-- START OF DATASET ROWS --
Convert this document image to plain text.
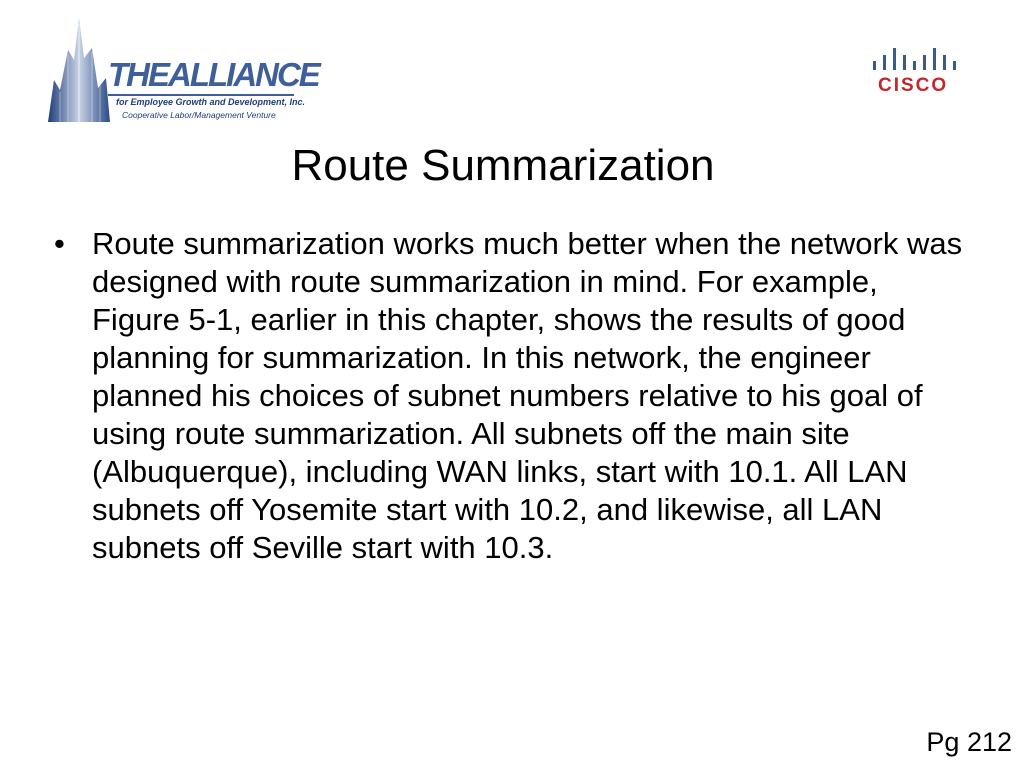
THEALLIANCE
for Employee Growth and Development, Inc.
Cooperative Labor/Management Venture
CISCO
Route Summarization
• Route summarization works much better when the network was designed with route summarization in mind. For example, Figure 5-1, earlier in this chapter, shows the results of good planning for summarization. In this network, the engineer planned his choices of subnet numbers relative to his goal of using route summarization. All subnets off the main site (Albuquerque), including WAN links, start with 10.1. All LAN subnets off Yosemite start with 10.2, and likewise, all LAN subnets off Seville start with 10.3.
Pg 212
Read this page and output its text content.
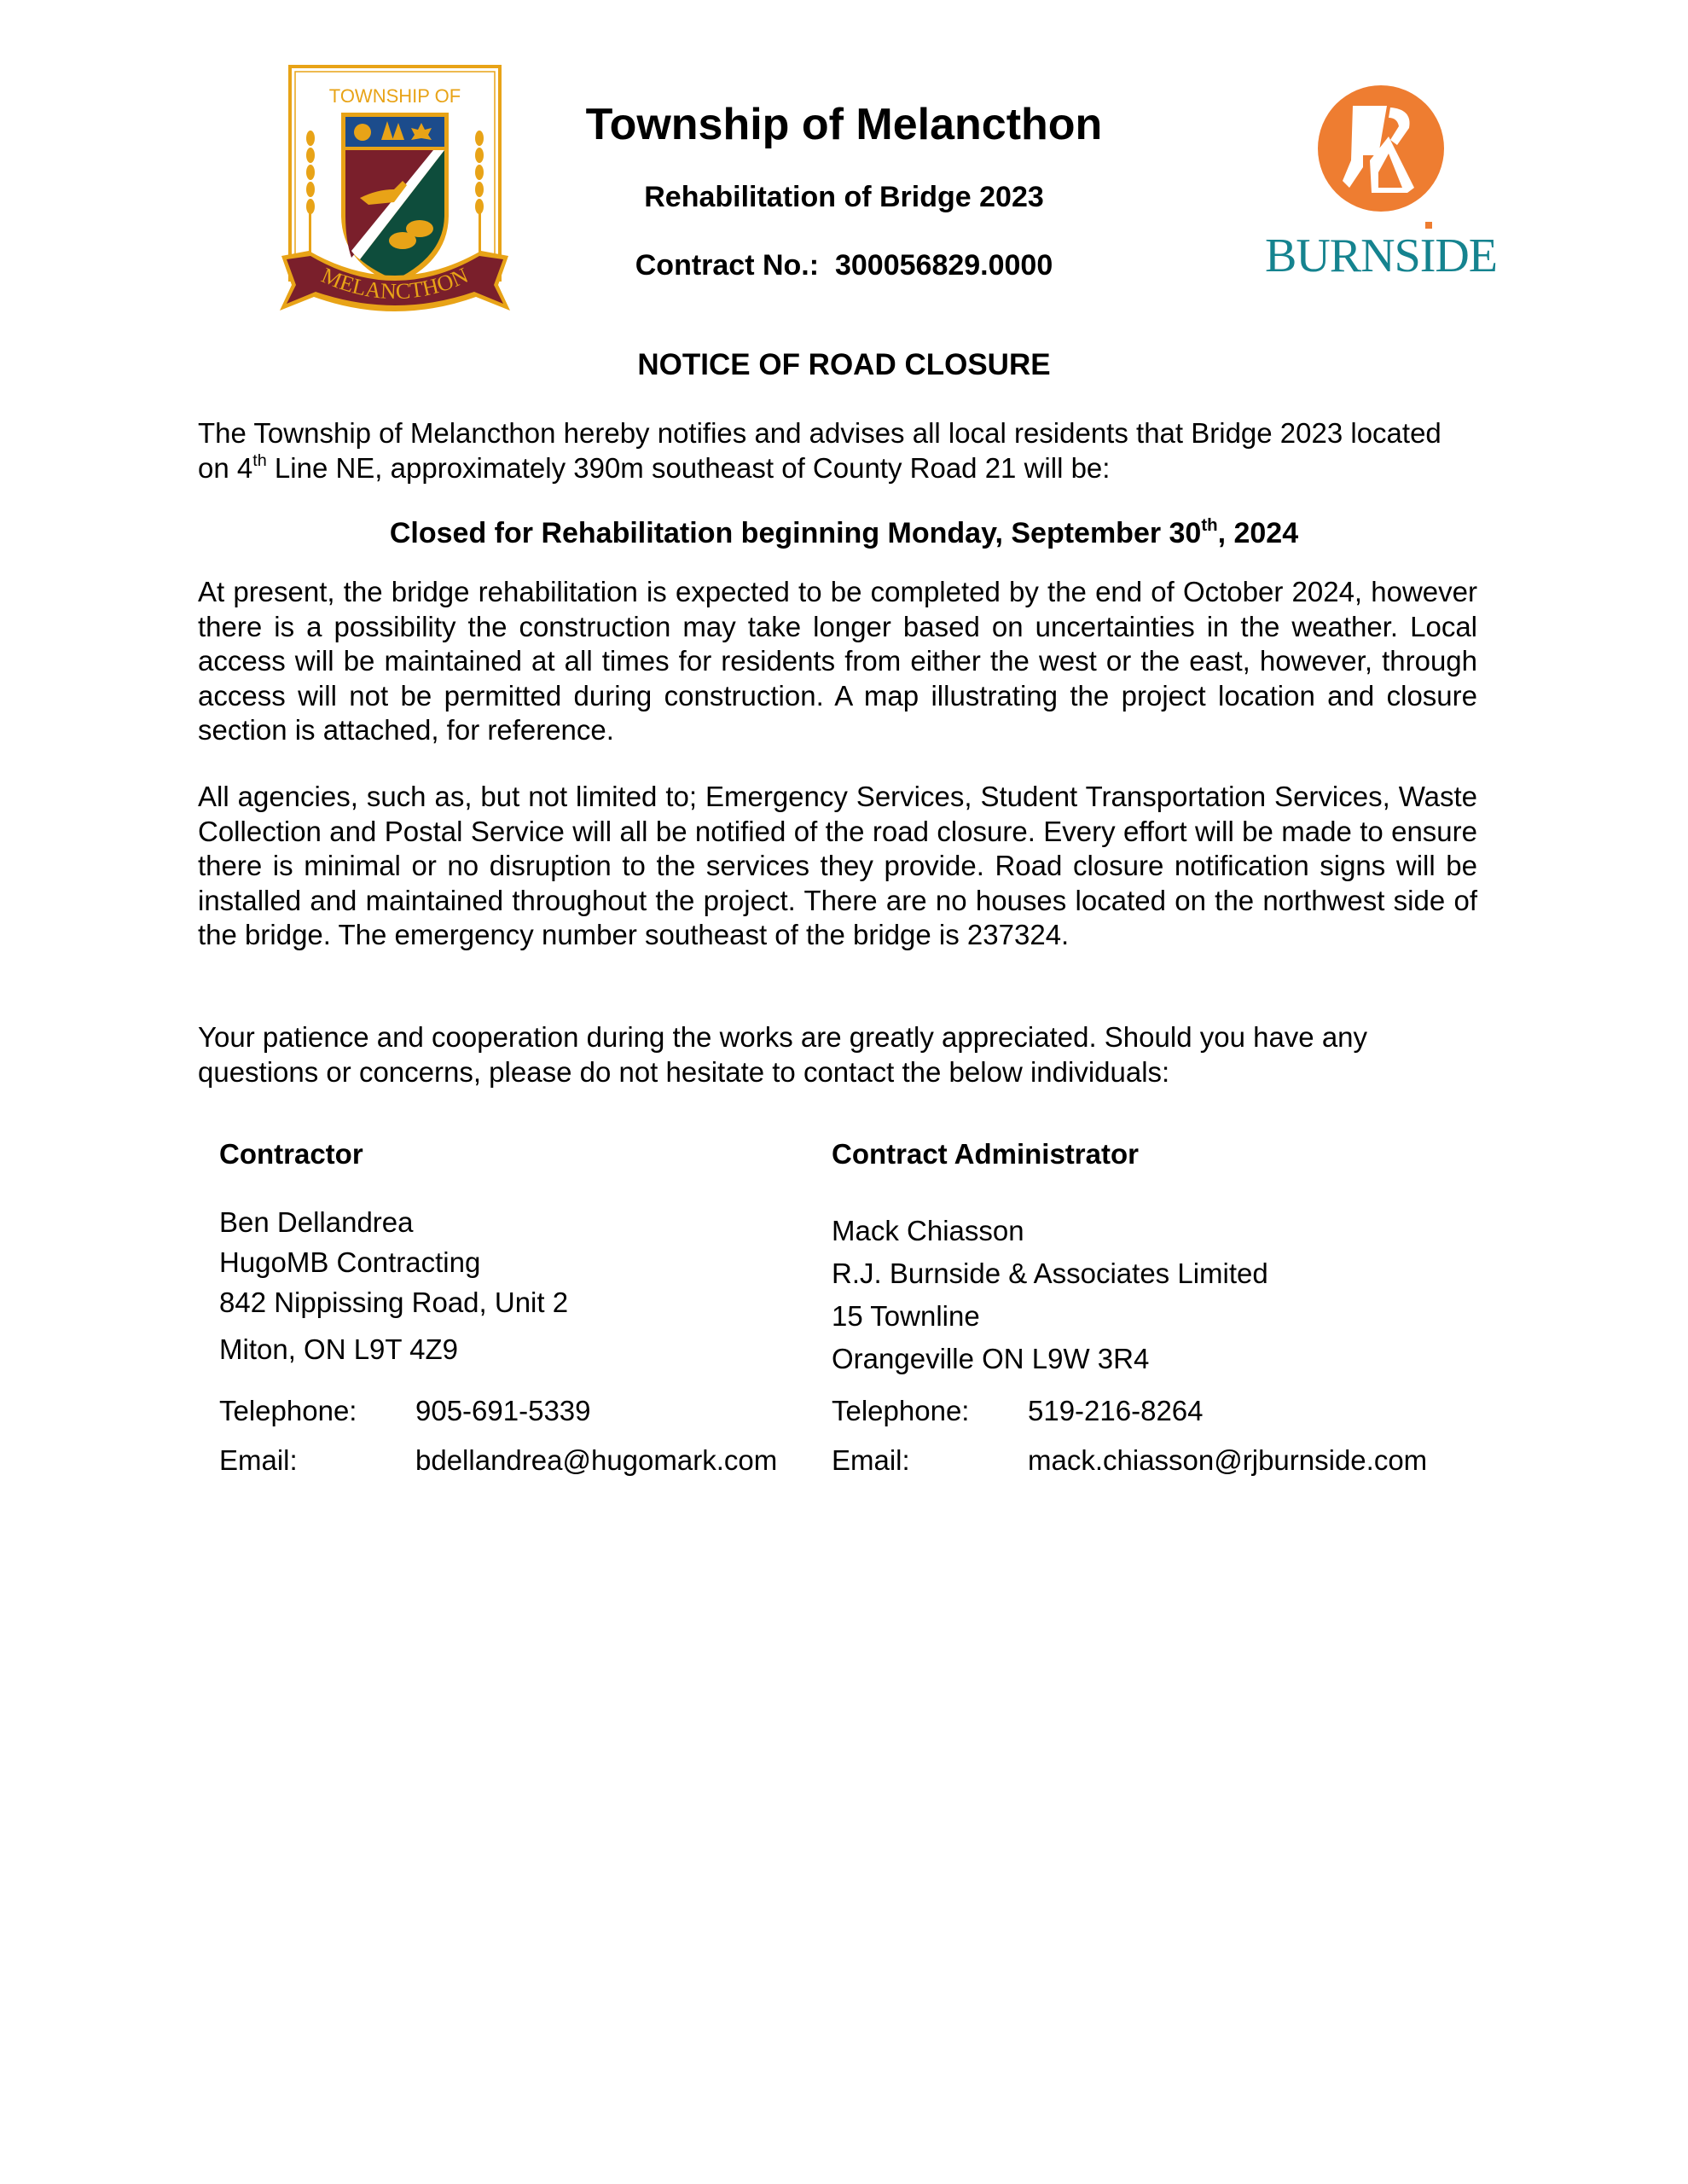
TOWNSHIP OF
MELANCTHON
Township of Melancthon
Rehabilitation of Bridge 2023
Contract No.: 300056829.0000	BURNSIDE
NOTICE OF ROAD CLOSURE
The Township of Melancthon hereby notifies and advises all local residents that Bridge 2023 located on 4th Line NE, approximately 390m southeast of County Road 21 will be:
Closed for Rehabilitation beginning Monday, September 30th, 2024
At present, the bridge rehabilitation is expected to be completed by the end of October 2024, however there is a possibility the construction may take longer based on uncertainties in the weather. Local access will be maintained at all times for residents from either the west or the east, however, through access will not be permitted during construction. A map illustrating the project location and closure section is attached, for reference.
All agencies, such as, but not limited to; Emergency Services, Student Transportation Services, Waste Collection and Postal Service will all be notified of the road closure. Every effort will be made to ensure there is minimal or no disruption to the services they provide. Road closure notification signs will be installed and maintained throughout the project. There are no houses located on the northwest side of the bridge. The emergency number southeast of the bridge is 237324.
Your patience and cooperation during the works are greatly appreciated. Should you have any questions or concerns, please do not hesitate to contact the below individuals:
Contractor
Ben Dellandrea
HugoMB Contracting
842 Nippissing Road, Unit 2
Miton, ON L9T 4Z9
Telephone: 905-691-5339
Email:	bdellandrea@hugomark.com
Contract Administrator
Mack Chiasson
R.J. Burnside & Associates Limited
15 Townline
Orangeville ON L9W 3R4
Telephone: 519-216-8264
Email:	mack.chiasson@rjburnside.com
-- END OF DATASET ROWS --
-- START OF DATASET ROWS --
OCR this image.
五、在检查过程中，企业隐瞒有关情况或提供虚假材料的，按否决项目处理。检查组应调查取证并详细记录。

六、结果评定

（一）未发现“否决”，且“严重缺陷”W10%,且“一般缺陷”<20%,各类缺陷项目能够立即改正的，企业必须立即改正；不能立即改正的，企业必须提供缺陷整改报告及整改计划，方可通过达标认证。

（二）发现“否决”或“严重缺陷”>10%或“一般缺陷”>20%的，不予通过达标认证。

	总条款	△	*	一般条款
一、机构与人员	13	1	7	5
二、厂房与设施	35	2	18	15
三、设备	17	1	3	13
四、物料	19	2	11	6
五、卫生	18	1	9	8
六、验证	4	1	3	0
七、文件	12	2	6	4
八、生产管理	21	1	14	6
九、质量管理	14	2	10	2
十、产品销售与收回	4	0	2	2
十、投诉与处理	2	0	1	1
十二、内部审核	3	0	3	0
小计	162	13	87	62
-- END OF DATASET ROWS --
-- START OF DATASET ROWS --
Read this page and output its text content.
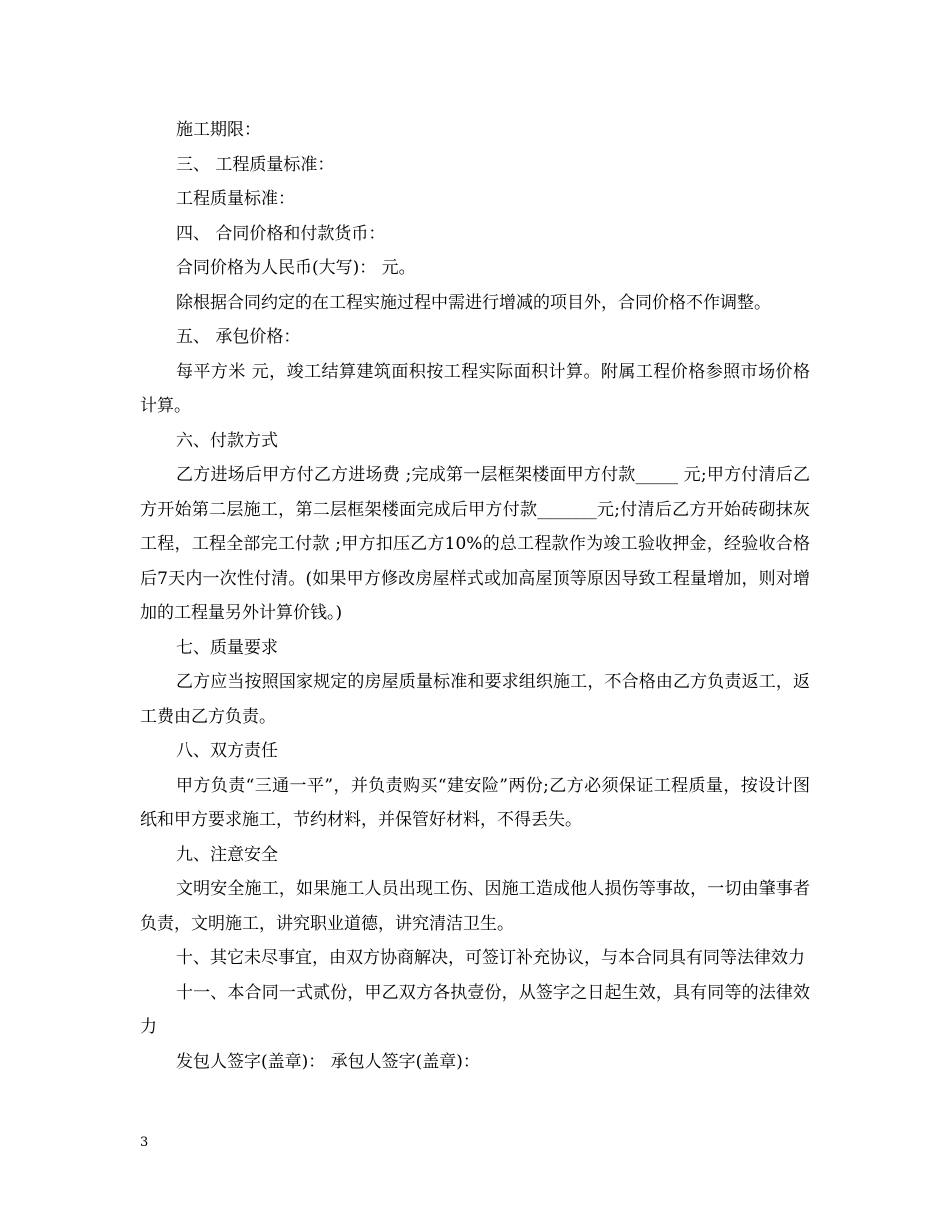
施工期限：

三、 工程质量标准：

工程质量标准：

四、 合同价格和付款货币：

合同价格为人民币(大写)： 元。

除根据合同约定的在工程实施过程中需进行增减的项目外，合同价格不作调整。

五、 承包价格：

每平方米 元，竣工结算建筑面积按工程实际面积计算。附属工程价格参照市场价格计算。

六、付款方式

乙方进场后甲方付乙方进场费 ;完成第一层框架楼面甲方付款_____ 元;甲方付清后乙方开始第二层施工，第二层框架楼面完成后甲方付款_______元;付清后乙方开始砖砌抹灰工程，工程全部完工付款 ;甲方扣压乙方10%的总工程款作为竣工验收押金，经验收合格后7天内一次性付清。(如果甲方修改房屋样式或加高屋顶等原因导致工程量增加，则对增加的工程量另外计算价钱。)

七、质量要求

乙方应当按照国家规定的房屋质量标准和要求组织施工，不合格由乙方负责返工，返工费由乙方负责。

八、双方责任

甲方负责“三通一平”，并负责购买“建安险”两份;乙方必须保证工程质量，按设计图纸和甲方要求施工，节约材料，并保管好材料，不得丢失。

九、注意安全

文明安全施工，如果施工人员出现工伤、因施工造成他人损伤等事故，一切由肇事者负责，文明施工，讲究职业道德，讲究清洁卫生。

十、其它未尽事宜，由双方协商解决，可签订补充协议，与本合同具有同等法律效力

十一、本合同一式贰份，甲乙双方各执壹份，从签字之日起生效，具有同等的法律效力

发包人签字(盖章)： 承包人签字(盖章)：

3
-- END OF DATASET ROWS --
REQUIREMENTS
Check each line of the records for the word "Email", and show the lines that contain it.

FINAL ANSWER
Email:	bdellandrea@hugomark.com
Email:	mack.chiasson@rjburnside.com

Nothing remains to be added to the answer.